┌─ SELECTED PASSAGE

If you look at just the technology and infrastructure costs, Data.gov itself
costs about a half million dollars a year to run. Layer on staff time and
you're looking at roughly double that.

A week ago, I spoke with the Data.gov team, which now consists of 4 FTEs: an
evangelist, a person whose job it is to get agencies to put their data on
data.gov, a program manager (who basically manages the contractors, REISystems
and Socrata), and 1/5th of Sonny Bhagowalia's time. Based on the work of this
team, Data.gov has generated a significant ROI.

For example: when I was at the Sunlight Foundation, we held a contest called
Apps for America to promote Data.gov which offered 25,000 to the developer who
built the best app on top of data.gov data. One of the winners was an app
called GovPulse.us which took the Federal Register and built a website around
the data.

The Federal Register is the official journal of the united states. It's where
all the public notices and stuff go -- so making that data more accessible is
important, and making it so people can sort through it and link to it is also
important. But ideological issues around transparency aside -- a few weeks
after the contest concluded, the Government Printing Office issued an RFP
looking for someone to build a new website for the Federal Register.

└─

## WHAT THIS EXERCISE ASKS:
a) Decide whether each statement agrees with the Data.gov passage, answering yes or no and quoting the words that settle it: (i) The Data.gov team now has five full-time employees. (ii) The Apps for America contest offered 25,000 to the developer of the best app. (iii) The Government Printing Office issued its RFP before the contest began.
b) Rewrite the part of the Data.gov passage that opens with the words containing "The Federal Register is" and closes with "the Federal Register.", replacing "contest" with "competition".

┌─ DATASET ENTRIES

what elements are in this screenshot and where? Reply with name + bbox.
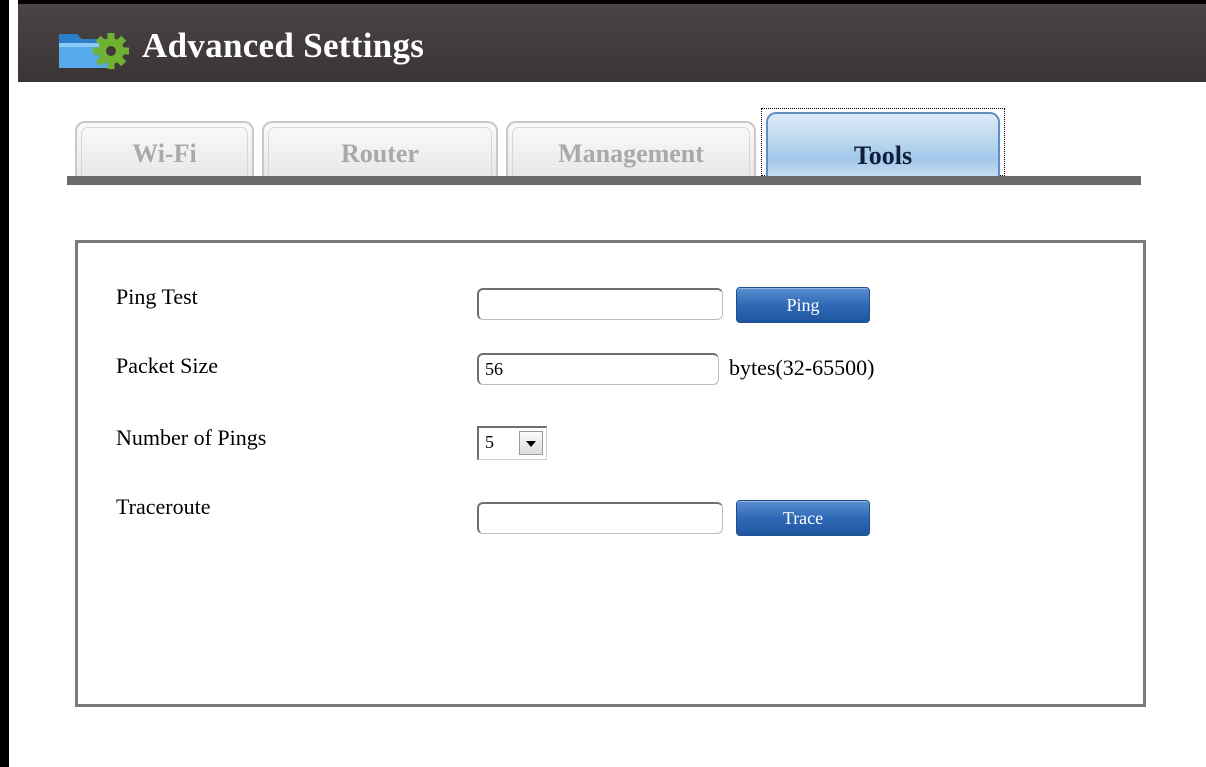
app-frame: Advanced Settings Wi-Fi Router Managemen… bbox=[0, 0, 1206, 767]
ping-test-input[interactable] bbox=[477, 288, 723, 320]
dropdown-button[interactable] bbox=[519, 431, 543, 455]
tab-label: Tools bbox=[853, 141, 913, 170]
ping-test-label: Ping Test bbox=[116, 284, 198, 309]
packet-size-input[interactable] bbox=[477, 353, 719, 385]
tab-router[interactable]: Router bbox=[262, 121, 498, 178]
title-bar: Advanced Settings bbox=[18, 0, 1206, 82]
packet-size-label: Packet Size bbox=[116, 353, 219, 378]
folder-gear-icon bbox=[59, 33, 129, 69]
number-of-pings-select[interactable]: 5 bbox=[477, 426, 547, 460]
page-title: Advanced Settings bbox=[142, 26, 425, 65]
traceroute-input[interactable] bbox=[477, 502, 723, 534]
tab-underline bbox=[67, 176, 1141, 185]
trace-button[interactable]: Trace bbox=[736, 500, 870, 536]
chevron-down-icon bbox=[526, 441, 536, 447]
tab-label: Management bbox=[558, 139, 704, 168]
tab-management[interactable]: Management bbox=[506, 121, 756, 178]
tab-label: Router bbox=[341, 139, 419, 168]
traceroute-label: Traceroute bbox=[116, 494, 211, 519]
number-of-pings-label: Number of Pings bbox=[116, 425, 267, 450]
tab-label: Wi-Fi bbox=[132, 139, 197, 168]
ping-button[interactable]: Ping bbox=[736, 287, 870, 323]
select-value: 5 bbox=[485, 432, 494, 452]
tab-tools[interactable]: Tools bbox=[766, 112, 1000, 178]
packet-size-unit: bytes(32-65500) bbox=[729, 355, 875, 380]
tab-wifi[interactable]: Wi-Fi bbox=[75, 121, 254, 178]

└─

## IN RESPONSE:
a)
(i) No: "now consists of 4 FTEs"
(ii) Yes: "offered 25,000 to the developer who built the best app on top of data.gov data"
(iii) No: "a few weeks after the contest concluded, the Government Printing Office issued an RFP"

b)
The Federal Register is the official journal of the united states. It's where
all the public notices and stuff go -- so making that data more accessible is
important, and making it so people can sort through it and link to it is also
important. But ideological issues around transparency aside -- a few weeks
after the competition concluded, the Government Printing Office issued an RFP
looking for someone to build a new website for the Federal Register.